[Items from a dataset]
((
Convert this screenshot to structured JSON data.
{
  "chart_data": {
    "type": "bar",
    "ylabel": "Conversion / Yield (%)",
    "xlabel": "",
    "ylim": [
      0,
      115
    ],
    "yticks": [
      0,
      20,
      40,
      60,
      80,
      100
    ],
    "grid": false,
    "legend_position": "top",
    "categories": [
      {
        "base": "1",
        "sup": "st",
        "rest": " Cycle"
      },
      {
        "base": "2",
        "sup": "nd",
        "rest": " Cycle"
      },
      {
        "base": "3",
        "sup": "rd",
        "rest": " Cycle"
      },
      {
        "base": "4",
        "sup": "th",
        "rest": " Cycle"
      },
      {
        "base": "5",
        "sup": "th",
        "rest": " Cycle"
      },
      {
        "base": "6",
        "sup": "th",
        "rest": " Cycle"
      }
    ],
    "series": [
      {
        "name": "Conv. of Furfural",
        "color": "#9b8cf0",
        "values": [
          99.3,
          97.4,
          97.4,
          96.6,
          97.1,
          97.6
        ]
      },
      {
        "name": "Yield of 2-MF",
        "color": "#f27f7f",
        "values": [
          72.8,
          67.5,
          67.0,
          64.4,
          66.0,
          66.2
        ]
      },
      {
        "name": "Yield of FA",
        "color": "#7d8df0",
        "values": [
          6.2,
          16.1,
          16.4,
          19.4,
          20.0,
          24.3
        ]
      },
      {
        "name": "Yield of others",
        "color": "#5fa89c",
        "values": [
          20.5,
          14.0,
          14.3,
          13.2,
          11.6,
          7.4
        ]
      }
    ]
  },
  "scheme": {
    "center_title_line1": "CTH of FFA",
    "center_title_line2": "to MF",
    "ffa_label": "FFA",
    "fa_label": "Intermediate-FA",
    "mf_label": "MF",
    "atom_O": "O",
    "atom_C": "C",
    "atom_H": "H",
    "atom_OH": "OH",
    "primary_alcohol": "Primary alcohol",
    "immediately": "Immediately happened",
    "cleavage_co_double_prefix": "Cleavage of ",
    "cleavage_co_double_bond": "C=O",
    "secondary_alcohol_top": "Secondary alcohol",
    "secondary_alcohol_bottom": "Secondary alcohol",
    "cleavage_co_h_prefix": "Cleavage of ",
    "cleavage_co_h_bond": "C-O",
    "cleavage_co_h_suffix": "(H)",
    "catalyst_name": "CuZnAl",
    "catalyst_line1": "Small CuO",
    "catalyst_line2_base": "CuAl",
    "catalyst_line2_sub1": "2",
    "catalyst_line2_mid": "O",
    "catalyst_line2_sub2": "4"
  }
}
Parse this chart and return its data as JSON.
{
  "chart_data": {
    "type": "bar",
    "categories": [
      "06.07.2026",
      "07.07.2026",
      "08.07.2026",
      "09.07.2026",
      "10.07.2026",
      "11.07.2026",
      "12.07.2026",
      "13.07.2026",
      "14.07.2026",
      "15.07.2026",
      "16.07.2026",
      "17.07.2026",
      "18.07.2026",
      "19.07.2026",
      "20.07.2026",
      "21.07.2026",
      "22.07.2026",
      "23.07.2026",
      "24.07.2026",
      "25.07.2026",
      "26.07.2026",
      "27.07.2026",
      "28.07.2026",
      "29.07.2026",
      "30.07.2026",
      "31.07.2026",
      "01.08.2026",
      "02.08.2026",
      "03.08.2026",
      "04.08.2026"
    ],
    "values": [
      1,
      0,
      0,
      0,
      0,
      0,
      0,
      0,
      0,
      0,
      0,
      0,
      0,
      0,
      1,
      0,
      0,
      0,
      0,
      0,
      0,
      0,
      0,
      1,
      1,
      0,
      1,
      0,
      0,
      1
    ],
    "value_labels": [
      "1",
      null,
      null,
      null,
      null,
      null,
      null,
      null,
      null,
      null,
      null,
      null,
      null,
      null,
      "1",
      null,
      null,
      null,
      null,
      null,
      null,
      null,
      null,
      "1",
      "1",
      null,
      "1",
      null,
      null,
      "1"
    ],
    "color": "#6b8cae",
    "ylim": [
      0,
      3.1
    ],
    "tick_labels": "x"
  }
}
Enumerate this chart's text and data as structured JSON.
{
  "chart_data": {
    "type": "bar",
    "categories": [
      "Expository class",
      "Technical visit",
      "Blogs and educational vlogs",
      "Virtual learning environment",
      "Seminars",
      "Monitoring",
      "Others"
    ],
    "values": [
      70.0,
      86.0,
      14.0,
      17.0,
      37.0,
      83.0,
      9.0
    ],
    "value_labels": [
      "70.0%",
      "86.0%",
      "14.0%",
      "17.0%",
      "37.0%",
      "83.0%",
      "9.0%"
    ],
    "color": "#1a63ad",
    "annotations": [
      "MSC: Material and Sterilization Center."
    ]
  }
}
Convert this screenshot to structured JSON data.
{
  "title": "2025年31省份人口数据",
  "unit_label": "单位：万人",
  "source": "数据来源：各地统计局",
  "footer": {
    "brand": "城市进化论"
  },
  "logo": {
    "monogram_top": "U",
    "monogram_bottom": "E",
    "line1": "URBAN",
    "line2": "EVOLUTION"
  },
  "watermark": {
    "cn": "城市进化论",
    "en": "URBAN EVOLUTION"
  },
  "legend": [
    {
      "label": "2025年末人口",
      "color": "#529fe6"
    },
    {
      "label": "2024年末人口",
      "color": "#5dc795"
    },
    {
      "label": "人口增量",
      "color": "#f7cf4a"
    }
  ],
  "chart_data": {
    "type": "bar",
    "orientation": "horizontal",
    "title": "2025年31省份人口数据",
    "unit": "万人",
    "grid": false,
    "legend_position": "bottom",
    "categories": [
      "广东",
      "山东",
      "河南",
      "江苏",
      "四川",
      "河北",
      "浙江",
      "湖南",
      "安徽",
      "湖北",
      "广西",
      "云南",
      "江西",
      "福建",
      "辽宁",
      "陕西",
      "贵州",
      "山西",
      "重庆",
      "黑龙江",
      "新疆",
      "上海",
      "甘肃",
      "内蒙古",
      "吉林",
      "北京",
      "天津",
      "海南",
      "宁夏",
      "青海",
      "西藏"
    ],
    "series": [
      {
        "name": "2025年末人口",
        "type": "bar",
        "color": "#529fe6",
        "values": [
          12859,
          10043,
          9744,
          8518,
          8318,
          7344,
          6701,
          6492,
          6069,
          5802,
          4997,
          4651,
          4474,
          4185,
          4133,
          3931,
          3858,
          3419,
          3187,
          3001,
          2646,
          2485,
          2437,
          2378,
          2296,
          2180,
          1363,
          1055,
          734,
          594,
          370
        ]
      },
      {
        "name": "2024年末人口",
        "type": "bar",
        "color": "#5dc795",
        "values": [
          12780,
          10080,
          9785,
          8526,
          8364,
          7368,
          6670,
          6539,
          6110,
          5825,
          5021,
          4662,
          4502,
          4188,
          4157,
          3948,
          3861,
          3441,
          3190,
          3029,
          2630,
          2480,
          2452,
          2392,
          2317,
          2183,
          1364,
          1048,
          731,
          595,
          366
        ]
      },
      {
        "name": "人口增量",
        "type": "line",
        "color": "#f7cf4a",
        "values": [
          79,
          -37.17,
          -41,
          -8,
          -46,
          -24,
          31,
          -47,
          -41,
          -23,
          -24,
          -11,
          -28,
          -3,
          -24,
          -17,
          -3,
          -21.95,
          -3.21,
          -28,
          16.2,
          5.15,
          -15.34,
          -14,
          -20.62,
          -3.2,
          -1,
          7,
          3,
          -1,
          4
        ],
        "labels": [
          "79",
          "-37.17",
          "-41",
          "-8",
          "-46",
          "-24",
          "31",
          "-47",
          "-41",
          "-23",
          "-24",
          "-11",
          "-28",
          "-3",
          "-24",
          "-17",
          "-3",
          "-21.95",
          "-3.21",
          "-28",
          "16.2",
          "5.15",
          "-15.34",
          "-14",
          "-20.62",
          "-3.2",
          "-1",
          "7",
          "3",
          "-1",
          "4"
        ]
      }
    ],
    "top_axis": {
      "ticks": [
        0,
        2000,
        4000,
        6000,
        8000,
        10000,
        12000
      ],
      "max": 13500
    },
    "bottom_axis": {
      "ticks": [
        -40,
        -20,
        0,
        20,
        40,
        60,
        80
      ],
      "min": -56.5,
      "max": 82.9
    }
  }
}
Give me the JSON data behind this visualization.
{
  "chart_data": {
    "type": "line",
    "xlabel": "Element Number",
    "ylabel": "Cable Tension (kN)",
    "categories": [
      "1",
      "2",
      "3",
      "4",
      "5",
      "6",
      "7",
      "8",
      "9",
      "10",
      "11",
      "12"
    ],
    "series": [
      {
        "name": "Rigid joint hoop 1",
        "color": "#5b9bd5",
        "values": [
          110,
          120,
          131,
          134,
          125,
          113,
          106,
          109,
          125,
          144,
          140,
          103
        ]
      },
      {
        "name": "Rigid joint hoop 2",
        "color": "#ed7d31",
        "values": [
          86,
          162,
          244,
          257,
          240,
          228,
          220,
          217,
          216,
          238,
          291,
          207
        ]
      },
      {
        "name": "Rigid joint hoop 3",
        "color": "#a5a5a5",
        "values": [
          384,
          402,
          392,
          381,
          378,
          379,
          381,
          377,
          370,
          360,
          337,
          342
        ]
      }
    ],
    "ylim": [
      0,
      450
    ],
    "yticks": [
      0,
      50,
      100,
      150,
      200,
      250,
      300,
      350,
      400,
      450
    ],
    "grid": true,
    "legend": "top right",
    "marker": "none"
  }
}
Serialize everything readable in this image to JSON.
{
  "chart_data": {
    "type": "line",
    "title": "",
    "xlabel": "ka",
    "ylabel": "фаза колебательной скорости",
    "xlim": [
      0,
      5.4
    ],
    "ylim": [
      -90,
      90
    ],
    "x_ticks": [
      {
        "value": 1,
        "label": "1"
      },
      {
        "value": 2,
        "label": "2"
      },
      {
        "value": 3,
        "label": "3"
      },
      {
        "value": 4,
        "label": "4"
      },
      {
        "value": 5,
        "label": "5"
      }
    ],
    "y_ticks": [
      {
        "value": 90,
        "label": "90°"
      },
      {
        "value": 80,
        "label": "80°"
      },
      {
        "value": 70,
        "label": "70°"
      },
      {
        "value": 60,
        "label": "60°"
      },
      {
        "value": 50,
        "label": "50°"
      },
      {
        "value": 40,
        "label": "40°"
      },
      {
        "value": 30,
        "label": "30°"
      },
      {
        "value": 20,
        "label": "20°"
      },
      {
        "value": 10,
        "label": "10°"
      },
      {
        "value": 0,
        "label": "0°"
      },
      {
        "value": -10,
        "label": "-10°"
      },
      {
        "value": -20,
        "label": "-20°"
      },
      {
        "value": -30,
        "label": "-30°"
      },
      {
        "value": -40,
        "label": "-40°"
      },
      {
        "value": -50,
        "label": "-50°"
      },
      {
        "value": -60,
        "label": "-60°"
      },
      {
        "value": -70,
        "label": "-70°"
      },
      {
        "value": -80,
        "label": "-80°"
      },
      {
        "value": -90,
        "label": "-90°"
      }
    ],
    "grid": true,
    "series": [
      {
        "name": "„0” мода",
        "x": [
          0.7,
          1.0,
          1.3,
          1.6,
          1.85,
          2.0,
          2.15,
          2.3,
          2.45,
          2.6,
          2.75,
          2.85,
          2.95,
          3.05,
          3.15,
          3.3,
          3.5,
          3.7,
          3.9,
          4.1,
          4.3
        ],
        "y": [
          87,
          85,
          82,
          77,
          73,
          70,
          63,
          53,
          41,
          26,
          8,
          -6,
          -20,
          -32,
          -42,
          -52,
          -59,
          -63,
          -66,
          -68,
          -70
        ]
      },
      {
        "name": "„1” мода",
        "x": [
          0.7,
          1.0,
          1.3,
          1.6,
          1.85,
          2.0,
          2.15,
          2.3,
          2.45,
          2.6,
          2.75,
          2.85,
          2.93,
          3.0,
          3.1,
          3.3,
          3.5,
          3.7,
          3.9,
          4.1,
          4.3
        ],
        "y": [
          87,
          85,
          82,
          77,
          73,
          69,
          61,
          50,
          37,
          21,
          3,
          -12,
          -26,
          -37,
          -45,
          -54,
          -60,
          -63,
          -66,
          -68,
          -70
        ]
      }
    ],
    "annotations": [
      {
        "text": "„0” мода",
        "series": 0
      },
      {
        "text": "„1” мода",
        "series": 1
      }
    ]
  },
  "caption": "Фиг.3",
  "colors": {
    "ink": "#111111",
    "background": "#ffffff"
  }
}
))
**Task description**
Copy each line that contains the word "Yield".

**Expected output**
    "ylabel": "Conversion / Yield (%)",
        "name": "Yield of 2-MF",
        "name": "Yield of FA",
        "name": "Yield of others",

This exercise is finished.